▶ _Records for this exercise_:
────────────────────

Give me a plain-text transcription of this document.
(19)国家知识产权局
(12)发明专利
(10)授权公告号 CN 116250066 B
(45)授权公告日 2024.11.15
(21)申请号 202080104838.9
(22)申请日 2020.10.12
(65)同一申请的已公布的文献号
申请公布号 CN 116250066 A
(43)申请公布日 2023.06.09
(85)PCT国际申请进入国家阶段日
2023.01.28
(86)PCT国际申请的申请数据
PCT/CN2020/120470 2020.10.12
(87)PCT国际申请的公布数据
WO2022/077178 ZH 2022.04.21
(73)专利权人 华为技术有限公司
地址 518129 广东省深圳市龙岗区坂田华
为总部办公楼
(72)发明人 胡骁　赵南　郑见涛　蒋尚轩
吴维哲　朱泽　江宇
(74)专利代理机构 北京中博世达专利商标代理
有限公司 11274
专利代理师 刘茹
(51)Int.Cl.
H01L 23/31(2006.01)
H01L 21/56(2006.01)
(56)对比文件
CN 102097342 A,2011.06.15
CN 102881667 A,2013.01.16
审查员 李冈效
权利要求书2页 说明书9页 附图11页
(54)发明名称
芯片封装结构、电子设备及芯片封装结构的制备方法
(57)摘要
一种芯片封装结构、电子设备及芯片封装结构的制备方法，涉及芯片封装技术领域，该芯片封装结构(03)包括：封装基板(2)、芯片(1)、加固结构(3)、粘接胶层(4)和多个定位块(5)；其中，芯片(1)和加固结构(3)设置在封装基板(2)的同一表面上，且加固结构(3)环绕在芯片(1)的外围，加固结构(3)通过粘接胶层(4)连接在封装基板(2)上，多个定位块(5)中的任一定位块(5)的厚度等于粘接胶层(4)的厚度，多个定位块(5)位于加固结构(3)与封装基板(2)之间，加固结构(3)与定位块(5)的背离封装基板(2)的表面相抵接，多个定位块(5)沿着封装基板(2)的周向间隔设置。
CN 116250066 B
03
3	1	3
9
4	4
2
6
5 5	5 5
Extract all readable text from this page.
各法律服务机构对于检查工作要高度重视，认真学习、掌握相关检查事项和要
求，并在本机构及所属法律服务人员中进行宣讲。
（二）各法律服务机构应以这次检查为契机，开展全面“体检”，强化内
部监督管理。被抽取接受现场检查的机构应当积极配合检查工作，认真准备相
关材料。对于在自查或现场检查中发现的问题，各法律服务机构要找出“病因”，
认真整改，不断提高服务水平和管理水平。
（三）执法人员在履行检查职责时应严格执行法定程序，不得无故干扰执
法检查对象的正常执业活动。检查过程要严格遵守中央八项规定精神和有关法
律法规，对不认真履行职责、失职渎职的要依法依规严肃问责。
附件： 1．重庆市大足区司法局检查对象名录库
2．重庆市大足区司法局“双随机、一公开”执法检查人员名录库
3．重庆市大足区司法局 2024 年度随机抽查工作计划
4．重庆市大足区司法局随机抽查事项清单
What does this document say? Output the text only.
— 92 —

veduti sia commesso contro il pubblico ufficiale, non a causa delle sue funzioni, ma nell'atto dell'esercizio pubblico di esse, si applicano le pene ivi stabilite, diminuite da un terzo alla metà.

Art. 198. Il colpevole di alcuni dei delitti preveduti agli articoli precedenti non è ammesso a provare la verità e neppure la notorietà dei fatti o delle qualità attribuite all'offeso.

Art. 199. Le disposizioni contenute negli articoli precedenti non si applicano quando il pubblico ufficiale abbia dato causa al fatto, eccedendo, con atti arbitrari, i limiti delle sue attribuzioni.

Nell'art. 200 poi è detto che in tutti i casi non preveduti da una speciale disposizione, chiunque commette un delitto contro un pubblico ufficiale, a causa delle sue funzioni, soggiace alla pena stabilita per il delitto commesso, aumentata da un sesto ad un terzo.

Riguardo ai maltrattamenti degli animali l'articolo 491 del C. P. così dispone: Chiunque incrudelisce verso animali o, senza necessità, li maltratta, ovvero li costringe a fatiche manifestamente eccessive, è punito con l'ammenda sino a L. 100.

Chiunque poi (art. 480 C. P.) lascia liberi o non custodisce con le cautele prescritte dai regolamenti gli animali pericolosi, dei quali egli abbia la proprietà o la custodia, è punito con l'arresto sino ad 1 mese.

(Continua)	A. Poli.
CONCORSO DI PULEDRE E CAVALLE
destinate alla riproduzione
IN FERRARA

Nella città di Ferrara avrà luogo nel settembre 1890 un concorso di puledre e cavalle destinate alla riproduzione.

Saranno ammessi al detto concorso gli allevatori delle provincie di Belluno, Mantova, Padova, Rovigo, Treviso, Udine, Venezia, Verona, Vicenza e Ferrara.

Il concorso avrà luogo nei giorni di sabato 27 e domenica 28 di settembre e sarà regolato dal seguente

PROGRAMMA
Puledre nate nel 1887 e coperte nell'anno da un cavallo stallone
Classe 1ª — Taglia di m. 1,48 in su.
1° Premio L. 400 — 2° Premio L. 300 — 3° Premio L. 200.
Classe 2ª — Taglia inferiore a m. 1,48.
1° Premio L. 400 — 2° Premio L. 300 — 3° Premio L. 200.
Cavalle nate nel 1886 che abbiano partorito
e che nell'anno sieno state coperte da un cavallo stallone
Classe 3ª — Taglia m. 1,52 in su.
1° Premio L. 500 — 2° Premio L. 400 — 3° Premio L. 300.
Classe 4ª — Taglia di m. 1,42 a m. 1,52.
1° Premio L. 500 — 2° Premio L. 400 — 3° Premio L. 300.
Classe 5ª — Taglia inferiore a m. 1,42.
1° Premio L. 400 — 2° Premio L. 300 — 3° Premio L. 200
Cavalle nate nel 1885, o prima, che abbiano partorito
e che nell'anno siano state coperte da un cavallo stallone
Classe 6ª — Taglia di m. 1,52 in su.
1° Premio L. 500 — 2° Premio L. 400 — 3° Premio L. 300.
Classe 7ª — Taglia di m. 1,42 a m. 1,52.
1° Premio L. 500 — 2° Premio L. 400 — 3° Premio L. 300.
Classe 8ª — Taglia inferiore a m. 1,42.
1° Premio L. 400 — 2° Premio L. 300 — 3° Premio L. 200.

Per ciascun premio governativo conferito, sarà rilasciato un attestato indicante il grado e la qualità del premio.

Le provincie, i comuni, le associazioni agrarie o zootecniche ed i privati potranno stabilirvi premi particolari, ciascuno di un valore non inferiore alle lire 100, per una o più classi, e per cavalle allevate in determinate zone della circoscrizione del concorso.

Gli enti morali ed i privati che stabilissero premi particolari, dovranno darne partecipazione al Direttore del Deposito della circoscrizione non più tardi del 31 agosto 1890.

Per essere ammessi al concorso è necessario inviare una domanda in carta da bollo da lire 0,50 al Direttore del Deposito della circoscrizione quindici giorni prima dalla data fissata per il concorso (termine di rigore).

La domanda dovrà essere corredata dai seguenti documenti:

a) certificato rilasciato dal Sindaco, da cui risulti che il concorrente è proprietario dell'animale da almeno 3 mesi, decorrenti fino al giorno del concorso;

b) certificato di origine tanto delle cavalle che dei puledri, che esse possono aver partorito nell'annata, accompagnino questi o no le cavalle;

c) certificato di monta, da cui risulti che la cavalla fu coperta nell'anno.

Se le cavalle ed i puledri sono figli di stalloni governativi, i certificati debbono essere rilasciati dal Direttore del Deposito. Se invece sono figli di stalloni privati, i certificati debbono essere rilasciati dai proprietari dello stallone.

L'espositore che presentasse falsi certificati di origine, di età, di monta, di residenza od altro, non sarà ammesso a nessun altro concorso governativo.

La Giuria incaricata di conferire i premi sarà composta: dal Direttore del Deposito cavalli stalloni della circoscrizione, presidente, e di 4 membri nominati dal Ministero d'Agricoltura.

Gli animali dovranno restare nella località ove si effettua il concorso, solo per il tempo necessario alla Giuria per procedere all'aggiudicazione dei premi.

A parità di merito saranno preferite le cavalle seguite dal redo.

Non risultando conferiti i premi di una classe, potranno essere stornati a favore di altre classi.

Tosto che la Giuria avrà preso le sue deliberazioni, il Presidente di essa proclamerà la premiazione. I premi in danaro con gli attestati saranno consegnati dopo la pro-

────────────────────

▶ _What is being asked_:
All lines in the data that contain the word "funzioni" should be copied.

▶ _Exercise output_:
veduti sia commesso contro il pubblico ufficiale, non a causa delle sue funzioni, ma nell'atto dell'esercizio pubblico di esse, si applicano le pene ivi stabilite, diminuite da un terzo alla metà.
Nell'art. 200 poi è detto che in tutti i casi non preveduti da una speciale disposizione, chiunque commette un delitto contro un pubblico ufficiale, a causa delle sue funzioni, soggiace alla pena stabilita per il delitto commesso, aumentata da un sesto ad un terzo.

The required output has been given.